**本文**
下世話な話ですが、当時の価格で制服が冬・夏共に1万円といいますから現在の価値だと1着10万円に届かないくらいでしょうか。それを101人分。これに加えて自衛隊の訓練参加費用、通信費、交通費と全てを三島由紀夫が賄ったのです。実際に2年間で1500万円ほど「楯の会」に使ったとの事で「貯金が十分の一になってしまった」と笑ったとか。現在だと年間に5000万円近い予算を使った事になります。
因みに「楯の会」の名称は
「今日よりは 顧みなくて 大君の 醜の御楯と 出で立つ吾は」
「大皇の 醜の御楯と いふ物は 如此る物ぞと 進め真前に」
この2首に由来したそうです。

**資料**
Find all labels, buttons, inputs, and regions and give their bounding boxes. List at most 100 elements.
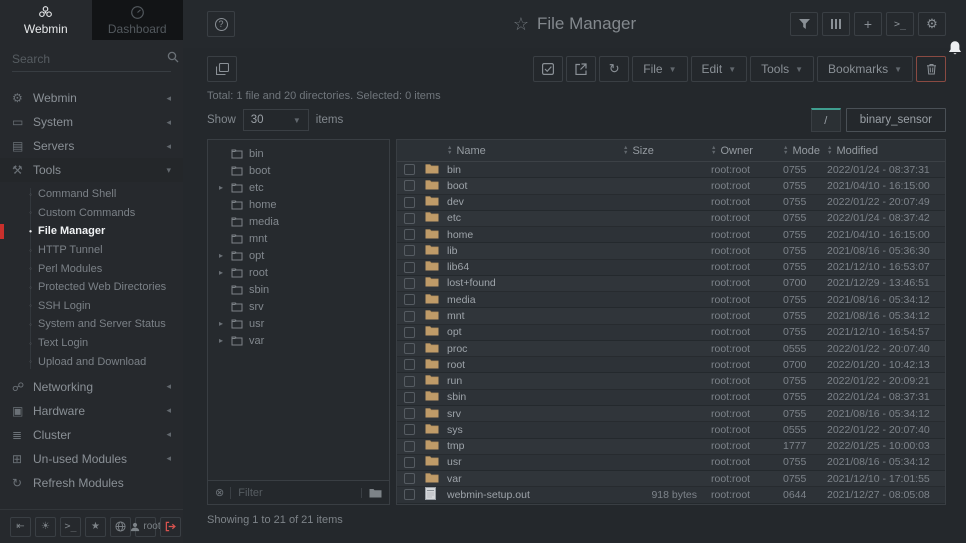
table-row[interactable]: dev root:root 0755 2022/01/22 - 20:07:49 [397, 195, 945, 211]
tree-item[interactable]: ▸ opt [208, 247, 389, 264]
file-name[interactable]: media [447, 294, 623, 306]
table-row[interactable]: proc root:root 0555 2022/01/22 - 20:07:4… [397, 341, 945, 357]
sidebar-submenu-item[interactable]: ◦ SSH Login [0, 297, 183, 316]
tree-item[interactable]: ▸ usr [208, 315, 389, 332]
row-checkbox[interactable] [404, 489, 415, 500]
file-name[interactable]: lost+found [447, 277, 623, 289]
table-row[interactable]: opt root:root 0755 2021/12/10 - 16:54:57 [397, 325, 945, 341]
row-checkbox[interactable] [404, 327, 415, 338]
page-size-select[interactable]: 30 ▼ [243, 109, 309, 131]
tree-item[interactable]: sbin [208, 281, 389, 298]
settings-button[interactable]: ⚙ [918, 12, 946, 36]
sidebar-menu-item[interactable]: ▣ Hardware ◂ [0, 399, 183, 423]
file-name[interactable]: sbin [447, 391, 623, 403]
tree-item[interactable]: ▸ var [208, 332, 389, 349]
table-row[interactable]: root root:root 0700 2022/01/20 - 10:42:1… [397, 357, 945, 373]
tree-item[interactable]: ▸ etc [208, 179, 389, 196]
column-header-size[interactable]: ▲▼Size [623, 145, 711, 157]
file-name[interactable]: opt [447, 326, 623, 338]
sidebar-menu-item[interactable]: ⚙ Webmin ◂ [0, 86, 183, 110]
sidebar-menu-item[interactable]: ⊞ Un-used Modules ◂ [0, 447, 183, 471]
select-all-button[interactable] [533, 56, 563, 82]
file-name[interactable]: dev [447, 196, 623, 208]
file-name[interactable]: lib [447, 245, 623, 257]
file-name[interactable]: etc [447, 212, 623, 224]
table-row[interactable]: sys root:root 0555 2022/01/22 - 20:07:40 [397, 422, 945, 438]
table-row[interactable]: boot root:root 0755 2021/04/10 - 16:15:0… [397, 178, 945, 194]
column-header-mode[interactable]: ▲▼Mode [783, 145, 827, 157]
row-checkbox[interactable] [404, 359, 415, 370]
column-header-modified[interactable]: ▲▼Modified [827, 145, 945, 157]
search-input[interactable] [12, 52, 167, 66]
row-checkbox[interactable] [404, 376, 415, 387]
row-checkbox[interactable] [404, 197, 415, 208]
table-row[interactable]: tmp root:root 1777 2022/01/25 - 10:00:03 [397, 439, 945, 455]
table-row[interactable]: run root:root 0755 2022/01/22 - 20:09:21 [397, 373, 945, 389]
row-checkbox[interactable] [404, 294, 415, 305]
table-row[interactable]: var root:root 0755 2021/12/10 - 17:01:55 [397, 471, 945, 487]
sidebar-submenu-item[interactable]: ◦ HTTP Tunnel [0, 241, 183, 260]
table-row[interactable]: lib64 root:root 0755 2021/12/10 - 16:53:… [397, 260, 945, 276]
file-name[interactable]: sys [447, 424, 623, 436]
row-checkbox[interactable] [404, 441, 415, 452]
row-checkbox[interactable] [404, 229, 415, 240]
tree-item[interactable]: boot [208, 162, 389, 179]
sidebar-menu-item[interactable]: ▭ System ◂ [0, 110, 183, 134]
sidebar-submenu-item[interactable]: ◦ Command Shell [0, 185, 183, 204]
filter-button[interactable] [790, 12, 818, 36]
file-name[interactable]: usr [447, 456, 623, 468]
file-menu-button[interactable]: File▼ [632, 56, 687, 82]
table-row[interactable]: home root:root 0755 2021/04/10 - 16:15:0… [397, 227, 945, 243]
row-checkbox[interactable] [404, 180, 415, 191]
refresh-button[interactable]: ↻ [599, 56, 629, 82]
tree-filter-input[interactable] [230, 487, 356, 499]
sidebar-submenu-item[interactable]: • File Manager [0, 222, 183, 241]
clear-filter-icon[interactable]: ⊗ [215, 486, 224, 499]
row-checkbox[interactable] [404, 473, 415, 484]
sidebar-menu-item[interactable]: ≣ Cluster ◂ [0, 423, 183, 447]
caret-right-icon[interactable]: ▸ [217, 336, 225, 345]
logout-button[interactable] [160, 517, 181, 537]
share-button[interactable] [566, 56, 596, 82]
terminal-button[interactable]: >_ [60, 517, 81, 537]
add-button[interactable]: + [854, 12, 882, 36]
tree-item[interactable]: bin [208, 145, 389, 162]
file-name[interactable]: home [447, 229, 623, 241]
help-button[interactable]: ? [207, 11, 235, 37]
table-row[interactable]: mnt root:root 0755 2021/08/16 - 05:34:12 [397, 308, 945, 324]
columns-button[interactable] [822, 12, 850, 36]
trash-button[interactable] [916, 56, 946, 82]
table-row[interactable]: lib root:root 0755 2021/08/16 - 05:36:30 [397, 243, 945, 259]
sidebar-submenu-item[interactable]: ◦ Text Login [0, 334, 183, 353]
sidebar-submenu-item[interactable]: ◦ Protected Web Directories [0, 278, 183, 297]
caret-right-icon[interactable]: ▸ [217, 251, 225, 260]
favorite-star-icon[interactable]: ☆ [513, 14, 529, 35]
row-checkbox[interactable] [404, 213, 415, 224]
table-row[interactable]: sbin root:root 0755 2022/01/24 - 08:37:3… [397, 390, 945, 406]
table-row[interactable]: media root:root 0755 2021/08/16 - 05:34:… [397, 292, 945, 308]
table-row[interactable]: lost+found root:root 0700 2021/12/29 - 1… [397, 276, 945, 292]
file-name[interactable]: tmp [447, 440, 623, 452]
column-header-name[interactable]: ▲▼Name [447, 145, 623, 157]
row-checkbox[interactable] [404, 457, 415, 468]
row-checkbox[interactable] [404, 245, 415, 256]
shell-button[interactable]: >_ [886, 12, 914, 36]
bookmarks-menu-button[interactable]: Bookmarks▼ [817, 56, 913, 82]
tree-item[interactable]: srv [208, 298, 389, 315]
sidebar-submenu-item[interactable]: ◦ Upload and Download [0, 352, 183, 371]
notification-bell-icon[interactable] [947, 40, 963, 62]
file-name[interactable]: boot [447, 180, 623, 192]
tree-item[interactable]: ▸ root [208, 264, 389, 281]
table-row[interactable]: srv root:root 0755 2021/08/16 - 05:34:12 [397, 406, 945, 422]
language-button[interactable] [110, 517, 131, 537]
tree-item[interactable]: mnt [208, 230, 389, 247]
sidebar-menu-item[interactable]: ▤ Servers ◂ [0, 134, 183, 158]
row-checkbox[interactable] [404, 343, 415, 354]
tab-dashboard[interactable]: Dashboard [92, 0, 184, 40]
tree-item[interactable]: home [208, 196, 389, 213]
file-name[interactable]: root [447, 359, 623, 371]
goto-folder-button[interactable] [361, 488, 382, 498]
row-checkbox[interactable] [404, 408, 415, 419]
file-name[interactable]: var [447, 473, 623, 485]
caret-right-icon[interactable]: ▸ [217, 319, 225, 328]
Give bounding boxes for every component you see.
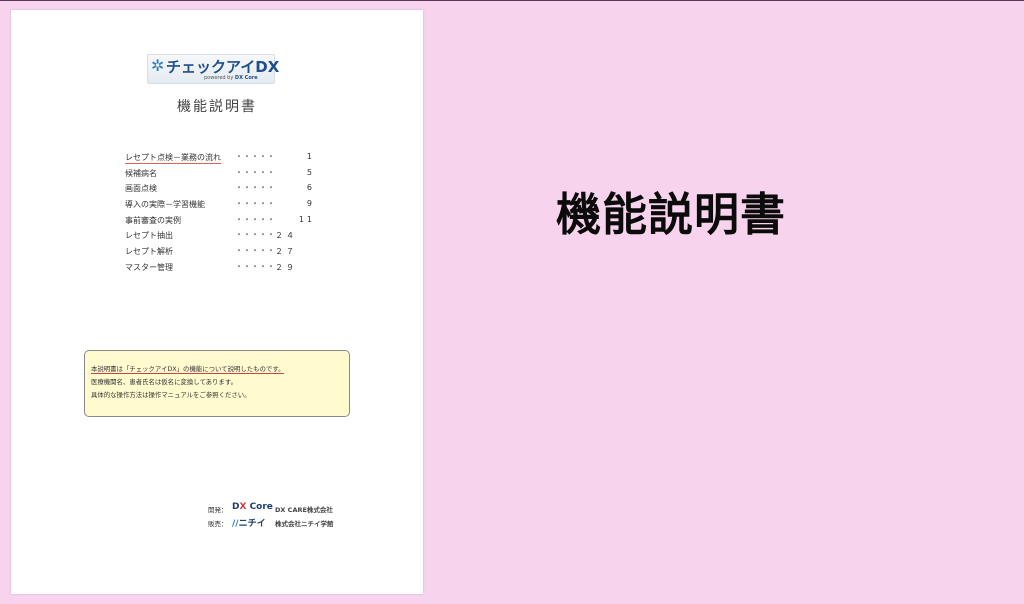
- note-line: 本説明書は「チェックアイDX」の機能について説明したものです。: [91, 365, 285, 374]
- toc-page-number: 6: [306, 183, 315, 193]
- toc-row: 導入の実際－学習機能 ・・・・・ 9: [125, 199, 315, 215]
- toc-row: レセプト点検－業務の流れ ・・・・・ 1: [125, 152, 315, 168]
- toc-page-number: 9: [306, 199, 315, 209]
- developer-company: DX CARE株式会社: [275, 506, 333, 514]
- toc-page-number: ２９: [275, 262, 297, 272]
- credits: 開発： DX Core DX CARE株式会社 販売： //ニチイ 株式会社ニチ…: [208, 502, 378, 530]
- table-of-contents: レセプト点検－業務の流れ ・・・・・ 1 候補病名 ・・・・・ 5 画面点検 ・…: [125, 152, 315, 278]
- toc-dots: ・・・・・: [235, 167, 275, 177]
- slide-heading: 機能説明書: [556, 188, 787, 241]
- toc-label: マスター管理: [125, 262, 173, 272]
- developer-label: 開発：: [208, 506, 228, 514]
- note-line: 医療機関名、患者氏名は仮名に変換してあります。: [91, 378, 237, 386]
- seller-credit: 販売： //ニチイ 株式会社ニチイ学館: [208, 516, 378, 530]
- toc-label: 事前審査の実例: [125, 215, 181, 225]
- toc-dots: ・・・・・: [235, 230, 275, 240]
- product-logo: ✲ チェックアイDX powered by DX Core: [147, 54, 279, 84]
- logo-subtitle: powered by DX Core: [204, 75, 258, 81]
- toc-page-number: 1: [306, 152, 315, 161]
- sparkle-icon: ✲: [151, 56, 165, 75]
- toc-label: レセプト点検－業務の流れ: [125, 153, 221, 164]
- seller-label: 販売：: [208, 520, 228, 528]
- toc-label: 画面点検: [125, 184, 157, 194]
- toc-label: レセプト抽出: [125, 231, 173, 241]
- toc-dots: ・・・・・: [235, 152, 275, 161]
- toc-page-number: 5: [306, 167, 315, 177]
- toc-row: 画面点検 ・・・・・ 6: [125, 183, 315, 199]
- toc-label: 導入の実際－学習機能: [125, 200, 205, 210]
- document-title: 機能説明書: [177, 99, 257, 115]
- dx-core-logo: DX Core: [232, 502, 273, 512]
- toc-page-number: ２４: [275, 231, 297, 241]
- toc-row: マスター管理 ・・・・・ ２９: [125, 262, 315, 278]
- toc-dots: ・・・・・: [235, 246, 275, 256]
- note-line: 具体的な操作方法は操作マニュアルをご参照ください。: [91, 391, 251, 399]
- disclaimer-note: 本説明書は「チェックアイDX」の機能について説明したものです。 医療機関名、患者…: [84, 350, 350, 417]
- nichii-logo: //ニチイ: [232, 519, 266, 529]
- document-page-thumbnail: ✲ チェックアイDX powered by DX Core 機能説明書 レセプト…: [11, 10, 423, 594]
- logo-name: チェックアイDX: [166, 58, 280, 76]
- toc-label: レセプト解析: [125, 247, 173, 257]
- toc-row: レセプト解析 ・・・・・ ２７: [125, 246, 315, 262]
- toc-dots: ・・・・・: [235, 199, 275, 209]
- seller-company: 株式会社ニチイ学館: [275, 520, 334, 528]
- toc-label: 候補病名: [125, 168, 157, 178]
- toc-row: 事前審査の実例 ・・・・・ 11: [125, 215, 315, 231]
- toc-dots: ・・・・・: [235, 183, 275, 193]
- toc-dots: ・・・・・: [235, 214, 275, 224]
- toc-page-number: 11: [298, 214, 315, 224]
- toc-dots: ・・・・・: [235, 261, 275, 271]
- toc-page-number: ２７: [275, 247, 297, 257]
- toc-row: 候補病名 ・・・・・ 5: [125, 168, 315, 184]
- toc-row: レセプト抽出 ・・・・・ ２４: [125, 230, 315, 246]
- top-border-line: [0, 0, 1024, 1]
- developer-credit: 開発： DX Core DX CARE株式会社: [208, 502, 378, 516]
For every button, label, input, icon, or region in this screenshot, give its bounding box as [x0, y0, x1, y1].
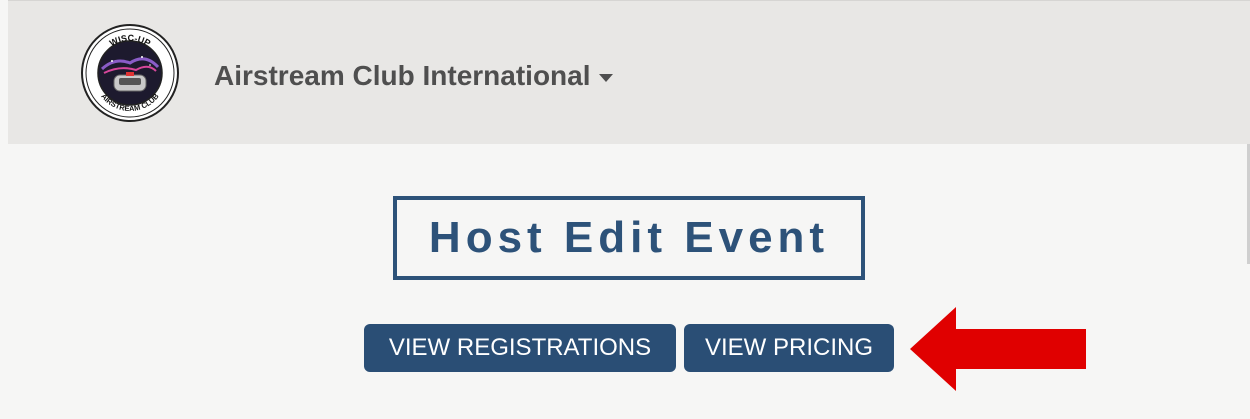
- page-title-box: Host Edit Event: [393, 196, 865, 280]
- view-registrations-button[interactable]: VIEW REGISTRATIONS: [364, 324, 676, 372]
- org-name: Airstream Club International: [214, 60, 591, 91]
- page: WISC-UP AIRSTREAM CLUB Airstream Club In…: [0, 0, 1250, 419]
- site-header: WISC-UP AIRSTREAM CLUB Airstream Club In…: [8, 0, 1250, 144]
- org-dropdown-toggle[interactable]: Airstream Club International: [214, 60, 613, 92]
- page-title: Host Edit Event: [428, 213, 830, 262]
- club-logo[interactable]: WISC-UP AIRSTREAM CLUB: [80, 23, 180, 123]
- view-pricing-button[interactable]: VIEW PRICING: [684, 324, 894, 372]
- caret-down-icon: [598, 74, 613, 82]
- red-arrow-icon: [910, 307, 1086, 391]
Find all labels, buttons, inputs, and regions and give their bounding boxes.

**取り組む課題**
(a) 楯の会についての本文で、三島由紀夫が負担したとされる費用をすべて挙げてください。
(b) 楯の会についての本文の最後の一文に続けて、その先を書きなさい。

**練習問題の解答**
(a) 制服（冬・夏共に101人分）、自衛隊の訓練参加費用、通信費、交通費

(b)
三島由紀夫は生まれついての文学的才能を持った「文士」でした。学習院初等科の頃から歌や俳句を詠み、13歳にして既に作家としてのデビューを果たしています。東京大学法学部に進み大蔵省の官僚となるも、作家として生きることを決心し、昭和24年には「仮面の告白」を執筆。以降「潮騒」「金閣寺」と立て続けに優れた作品を世に送り出し、一躍日本を代表する作家に登り詰めます。ノーベル文学賞候補となるなど海外でも広く認められた作家の一人でした。
その三島由紀夫は昭和41年(1966)「英霊の聲」を書いた事で一つの転機を迎えます。この作品は2.26事件で決起し、処刑された青年将校の霊と、神風特別攻撃隊員として散華した若い飛行兵の霊が降臨するというもの。そして、天皇陛下の「人間宣言」と「2.26事件の際の振る舞い」に裏切られた! と、呪詛の言葉 ”などてすめろぎは人間となりたまひし”と唱えるというもので、この「英霊の聲」に「憂国」「十日の菊」を加えた3作品は「2.26事件三部作」として未だに高い評価を受けています。
この頃より三島由紀夫は青年将校の霊の憑依を受けたといわれています。ある新年の祝いの席で一緒になった旧知の丸山明宏(現・三輪明宏)氏は、三島由紀夫の右後ろに立つ青年将校の亡霊のことを告げます。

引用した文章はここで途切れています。